======== Raw data ========
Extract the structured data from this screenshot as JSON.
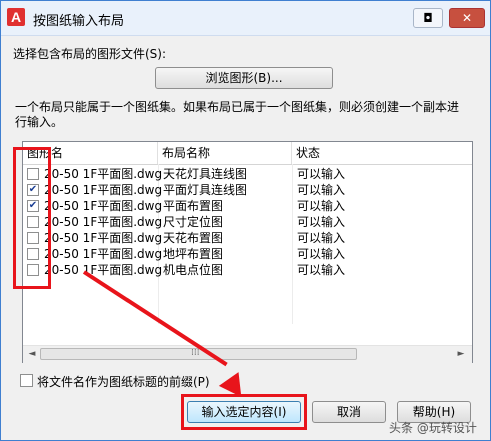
{
  "window": {
    "title": "按图纸输入布局",
    "help_icon": "◘",
    "close_icon": "✕",
    "app_icon_letter": "A"
  },
  "file_label": "选择包含布局的图形文件(S):",
  "browse_button": "浏览图形(B)...",
  "info_text_line1": "一个布局只能属于一个图纸集。如果布局已属于一个图纸集，则必须创建一个副本进",
  "info_text_line2": "行输入。",
  "table": {
    "headers": [
      "图形名",
      "布局名称",
      "状态"
    ],
    "rows": [
      {
        "checked": false,
        "file": "20-50 1F平面图.dwg",
        "layout": "天花灯具连线图",
        "status": "可以输入"
      },
      {
        "checked": true,
        "file": "20-50 1F平面图.dwg",
        "layout": "平面灯具连线图",
        "status": "可以输入"
      },
      {
        "checked": true,
        "file": "20-50 1F平面图.dwg",
        "layout": "平面布置图",
        "status": "可以输入"
      },
      {
        "checked": false,
        "file": "20-50 1F平面图.dwg",
        "layout": "尺寸定位图",
        "status": "可以输入"
      },
      {
        "checked": false,
        "file": "20-50 1F平面图.dwg",
        "layout": "天花布置图",
        "status": "可以输入"
      },
      {
        "checked": false,
        "file": "20-50 1F平面图.dwg",
        "layout": "地坪布置图",
        "status": "可以输入"
      },
      {
        "checked": false,
        "file": "20-50 1F平面图.dwg",
        "layout": "机电点位图",
        "status": "可以输入"
      }
    ],
    "scroll_left": "◄",
    "scroll_right": "►",
    "scroll_grip": "⁞⁞⁞"
  },
  "prefix_checkbox": {
    "checked": false,
    "label": "将文件名作为图纸标题的前缀(P)"
  },
  "buttons": {
    "import": "输入选定内容(I)",
    "cancel": "取消",
    "help": "帮助(H)"
  },
  "watermark": "头条 @玩转设计",
  "colors": {
    "annotation_red": "#e8141b",
    "accent_blue": "#3f7fd0"
  }
}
========
● Aim
All the material shown above is to be copied exactly, with no pictures carried over.

● Output
Extract the structured data from this screenshot as JSON.
{
  "window": {
    "title": "按图纸输入布局",
    "help_icon": "◘",
    "close_icon": "✕",
    "app_icon_letter": "A"
  },
  "file_label": "选择包含布局的图形文件(S):",
  "browse_button": "浏览图形(B)...",
  "info_text_line1": "一个布局只能属于一个图纸集。如果布局已属于一个图纸集，则必须创建一个副本进",
  "info_text_line2": "行输入。",
  "table": {
    "headers": [
      "图形名",
      "布局名称",
      "状态"
    ],
    "rows": [
      {
        "checked": false,
        "file": "20-50 1F平面图.dwg",
        "layout": "天花灯具连线图",
        "status": "可以输入"
      },
      {
        "checked": true,
        "file": "20-50 1F平面图.dwg",
        "layout": "平面灯具连线图",
        "status": "可以输入"
      },
      {
        "checked": true,
        "file": "20-50 1F平面图.dwg",
        "layout": "平面布置图",
        "status": "可以输入"
      },
      {
        "checked": false,
        "file": "20-50 1F平面图.dwg",
        "layout": "尺寸定位图",
        "status": "可以输入"
      },
      {
        "checked": false,
        "file": "20-50 1F平面图.dwg",
        "layout": "天花布置图",
        "status": "可以输入"
      },
      {
        "checked": false,
        "file": "20-50 1F平面图.dwg",
        "layout": "地坪布置图",
        "status": "可以输入"
      },
      {
        "checked": false,
        "file": "20-50 1F平面图.dwg",
        "layout": "机电点位图",
        "status": "可以输入"
      }
    ],
    "scroll_left": "◄",
    "scroll_right": "►",
    "scroll_grip": "⁞⁞⁞"
  },
  "prefix_checkbox": {
    "checked": false,
    "label": "将文件名作为图纸标题的前缀(P)"
  },
  "buttons": {
    "import": "输入选定内容(I)",
    "cancel": "取消",
    "help": "帮助(H)"
  },
  "watermark": "头条 @玩转设计",
  "colors": {
    "annotation_red": "#e8141b",
    "accent_blue": "#3f7fd0"
  }
}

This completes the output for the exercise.